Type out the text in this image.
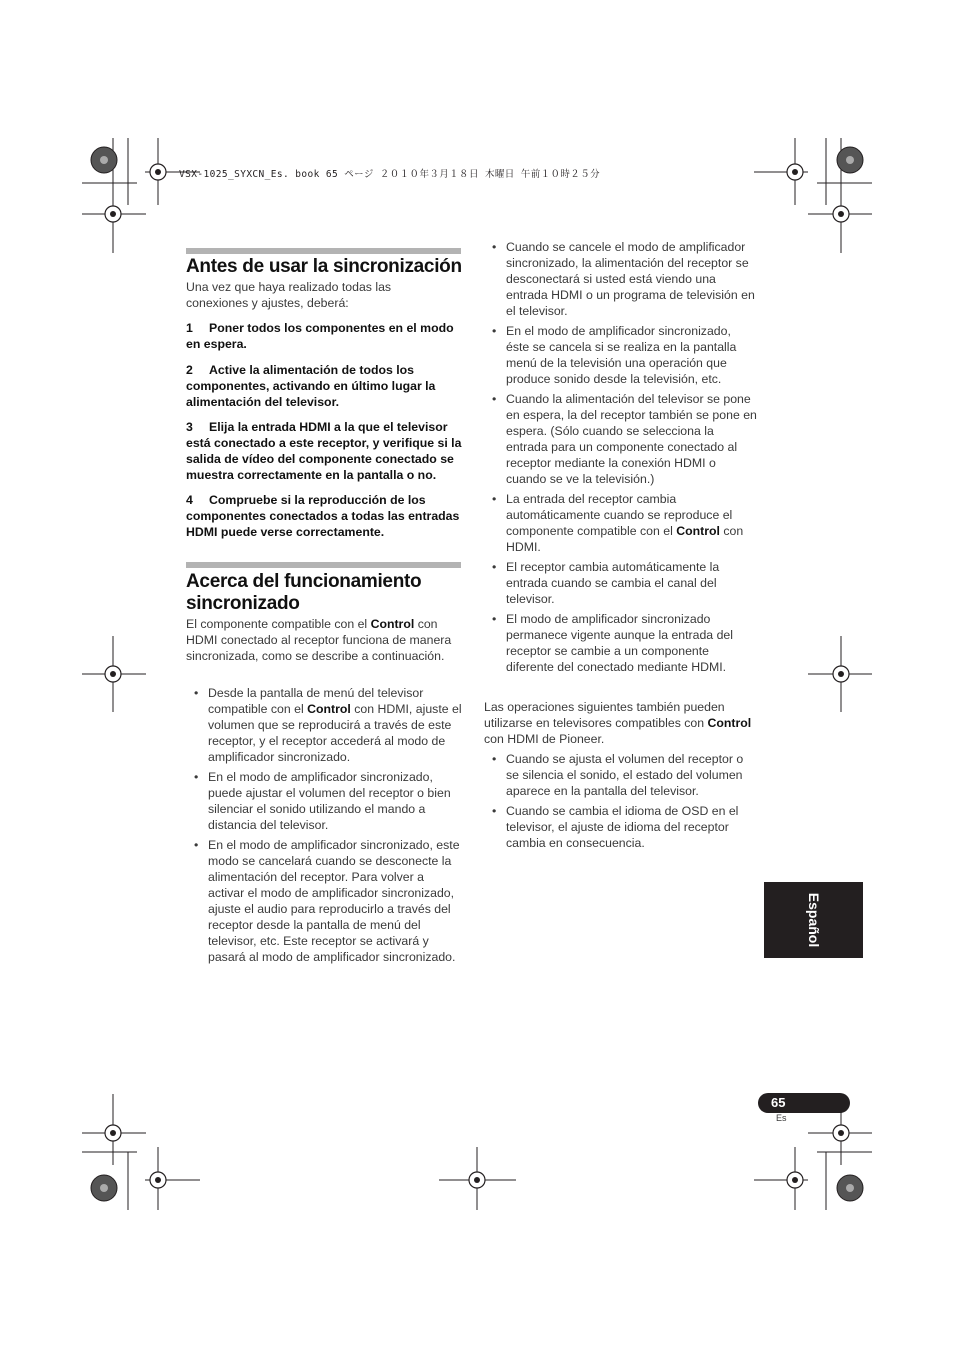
VSX-1025_SYXCN_Es. book 65 ページ ２０１０年３月１８日 木曜日 午前１０時２５分
Antes de usar la sincronización
Una vez que haya realizado todas las conexiones y ajustes, deberá:
1 Poner todos los componentes en el modo en espera.
2 Active la alimentación de todos los componentes, activando en último lugar la alimentación del televisor.
3 Elija la entrada HDMI a la que el televisor está conectado a este receptor, y verifique si la salida de vídeo del componente conectado se muestra correctamente en la pantalla o no.
4 Compruebe si la reproducción de los componentes conectados a todas las entradas HDMI puede verse correctamente.
Acerca del funcionamiento sincronizado
El componente compatible con el Control con HDMI conectado al receptor funciona de manera sincronizada, como se describe a continuación.
• Desde la pantalla de menú del televisor compatible con el Control con HDMI, ajuste el volumen que se reproducirá a través de este receptor, y el receptor accederá al modo de amplificador sincronizado.
• En el modo de amplificador sincronizado, puede ajustar el volumen del receptor o bien silenciar el sonido utilizando el mando a distancia del televisor.
• En el modo de amplificador sincronizado, este modo se cancelará cuando se desconecte la alimentación del receptor. Para volver a activar el modo de amplificador sincronizado, ajuste el audio para reproducirlo a través del receptor desde la pantalla de menú del televisor, etc. Este receptor se activará y pasará al modo de amplificador sincronizado.
• Cuando se cancele el modo de amplificador sincronizado, la alimentación del receptor se desconectará si usted está viendo una entrada HDMI o un programa de televisión en el televisor.
• En el modo de amplificador sincronizado, éste se cancela si se realiza en la pantalla menú de la televisión una operación que produce sonido desde la televisión, etc.
• Cuando la alimentación del televisor se pone en espera, la del receptor también se pone en espera. (Sólo cuando se selecciona la entrada para un componente conectado al receptor mediante la conexión HDMI o cuando se ve la televisión.)
• La entrada del receptor cambia automáticamente cuando se reproduce el componente compatible con el Control con HDMI.
• El receptor cambia automáticamente la entrada cuando se cambia el canal del televisor.
• El modo de amplificador sincronizado permanece vigente aunque la entrada del receptor se cambie a un componente diferente del conectado mediante HDMI.
Las operaciones siguientes también pueden utilizarse en televisores compatibles con Control con HDMI de Pioneer.
• Cuando se ajusta el volumen del receptor o se silencia el sonido, el estado del volumen aparece en la pantalla del televisor.
• Cuando se cambia el idioma de OSD en el televisor, el ajuste de idioma del receptor cambia en consecuencia.
Español
65
Es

..........

* **OBJECTIVE**:
Give every record back exactly as it reads, with no images.

* **ANSWER TO THIS EXERCISE**:
Type out the text in this image.
VSX-1025_SYXCN_Es. book 65 ページ ２０１０年３月１８日 木曜日 午前１０時２５分
Antes de usar la sincronización
Una vez que haya realizado todas las conexiones y ajustes, deberá:
1 Poner todos los componentes en el modo en espera.
2 Active la alimentación de todos los componentes, activando en último lugar la alimentación del televisor.
3 Elija la entrada HDMI a la que el televisor está conectado a este receptor, y verifique si la salida de vídeo del componente conectado se muestra correctamente en la pantalla o no.
4 Compruebe si la reproducción de los componentes conectados a todas las entradas HDMI puede verse correctamente.
Acerca del funcionamiento sincronizado
El componente compatible con el Control con HDMI conectado al receptor funciona de manera sincronizada, como se describe a continuación.
• Desde la pantalla de menú del televisor compatible con el Control con HDMI, ajuste el volumen que se reproducirá a través de este receptor, y el receptor accederá al modo de amplificador sincronizado.
• En el modo de amplificador sincronizado, puede ajustar el volumen del receptor o bien silenciar el sonido utilizando el mando a distancia del televisor.
• En el modo de amplificador sincronizado, este modo se cancelará cuando se desconecte la alimentación del receptor. Para volver a activar el modo de amplificador sincronizado, ajuste el audio para reproducirlo a través del receptor desde la pantalla de menú del televisor, etc. Este receptor se activará y pasará al modo de amplificador sincronizado.
• Cuando se cancele el modo de amplificador sincronizado, la alimentación del receptor se desconectará si usted está viendo una entrada HDMI o un programa de televisión en el televisor.
• En el modo de amplificador sincronizado, éste se cancela si se realiza en la pantalla menú de la televisión una operación que produce sonido desde la televisión, etc.
• Cuando la alimentación del televisor se pone en espera, la del receptor también se pone en espera. (Sólo cuando se selecciona la entrada para un componente conectado al receptor mediante la conexión HDMI o cuando se ve la televisión.)
• La entrada del receptor cambia automáticamente cuando se reproduce el componente compatible con el Control con HDMI.
• El receptor cambia automáticamente la entrada cuando se cambia el canal del televisor.
• El modo de amplificador sincronizado permanece vigente aunque la entrada del receptor se cambie a un componente diferente del conectado mediante HDMI.
Las operaciones siguientes también pueden utilizarse en televisores compatibles con Control con HDMI de Pioneer.
• Cuando se ajusta el volumen del receptor o se silencia el sonido, el estado del volumen aparece en la pantalla del televisor.
• Cuando se cambia el idioma de OSD en el televisor, el ajuste de idioma del receptor cambia en consecuencia.
Español
65
Es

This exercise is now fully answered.